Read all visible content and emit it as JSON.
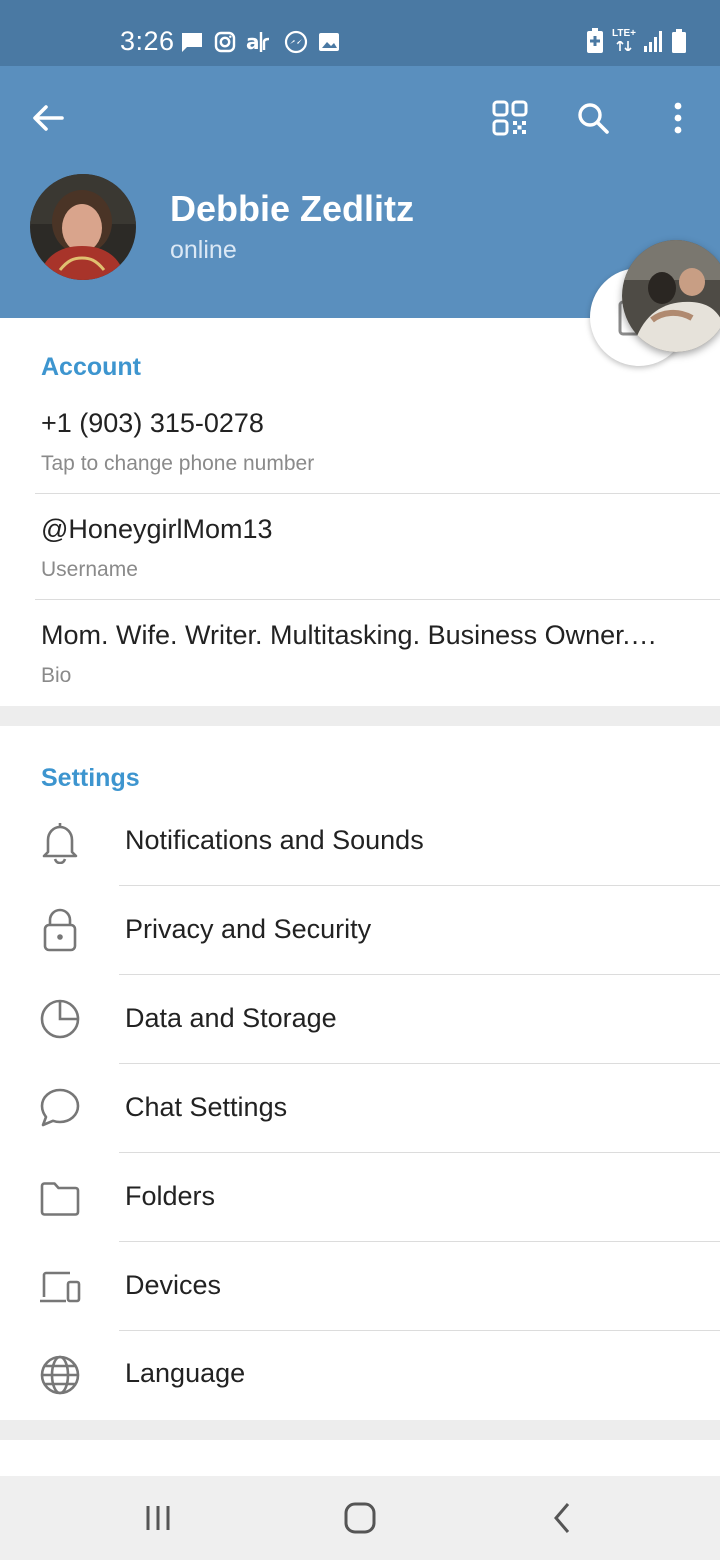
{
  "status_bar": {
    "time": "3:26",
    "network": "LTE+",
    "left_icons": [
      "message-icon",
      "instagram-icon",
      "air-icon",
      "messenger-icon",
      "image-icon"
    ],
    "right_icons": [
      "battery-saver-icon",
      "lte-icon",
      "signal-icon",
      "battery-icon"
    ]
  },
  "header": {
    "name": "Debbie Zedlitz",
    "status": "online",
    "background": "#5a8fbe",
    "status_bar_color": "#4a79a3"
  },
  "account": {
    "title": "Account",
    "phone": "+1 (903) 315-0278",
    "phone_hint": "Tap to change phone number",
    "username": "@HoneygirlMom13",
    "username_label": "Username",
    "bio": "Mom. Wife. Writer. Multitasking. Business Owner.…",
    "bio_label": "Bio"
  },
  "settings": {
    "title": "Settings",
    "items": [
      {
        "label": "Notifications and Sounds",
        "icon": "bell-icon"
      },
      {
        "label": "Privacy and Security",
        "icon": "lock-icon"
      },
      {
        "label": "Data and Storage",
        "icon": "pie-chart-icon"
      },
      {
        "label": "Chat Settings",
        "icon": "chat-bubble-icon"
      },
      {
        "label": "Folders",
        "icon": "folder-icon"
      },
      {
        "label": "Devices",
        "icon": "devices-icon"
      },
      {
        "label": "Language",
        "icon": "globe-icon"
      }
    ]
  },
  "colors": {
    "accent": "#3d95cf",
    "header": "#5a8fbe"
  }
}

**What to do:** The pictures should not appear in the copy; every other part of the records above must be returned exactly.

**Complete response:**
Read all visible content and emit it as JSON.
{
  "status_bar": {
    "time": "3:26",
    "network": "LTE+",
    "left_icons": [
      "message-icon",
      "instagram-icon",
      "air-icon",
      "messenger-icon",
      "image-icon"
    ],
    "right_icons": [
      "battery-saver-icon",
      "lte-icon",
      "signal-icon",
      "battery-icon"
    ]
  },
  "header": {
    "name": "Debbie Zedlitz",
    "status": "online",
    "background": "#5a8fbe",
    "status_bar_color": "#4a79a3"
  },
  "account": {
    "title": "Account",
    "phone": "+1 (903) 315-0278",
    "phone_hint": "Tap to change phone number",
    "username": "@HoneygirlMom13",
    "username_label": "Username",
    "bio": "Mom. Wife. Writer. Multitasking. Business Owner.…",
    "bio_label": "Bio"
  },
  "settings": {
    "title": "Settings",
    "items": [
      {
        "label": "Notifications and Sounds",
        "icon": "bell-icon"
      },
      {
        "label": "Privacy and Security",
        "icon": "lock-icon"
      },
      {
        "label": "Data and Storage",
        "icon": "pie-chart-icon"
      },
      {
        "label": "Chat Settings",
        "icon": "chat-bubble-icon"
      },
      {
        "label": "Folders",
        "icon": "folder-icon"
      },
      {
        "label": "Devices",
        "icon": "devices-icon"
      },
      {
        "label": "Language",
        "icon": "globe-icon"
      }
    ]
  },
  "colors": {
    "accent": "#3d95cf",
    "header": "#5a8fbe"
  }
}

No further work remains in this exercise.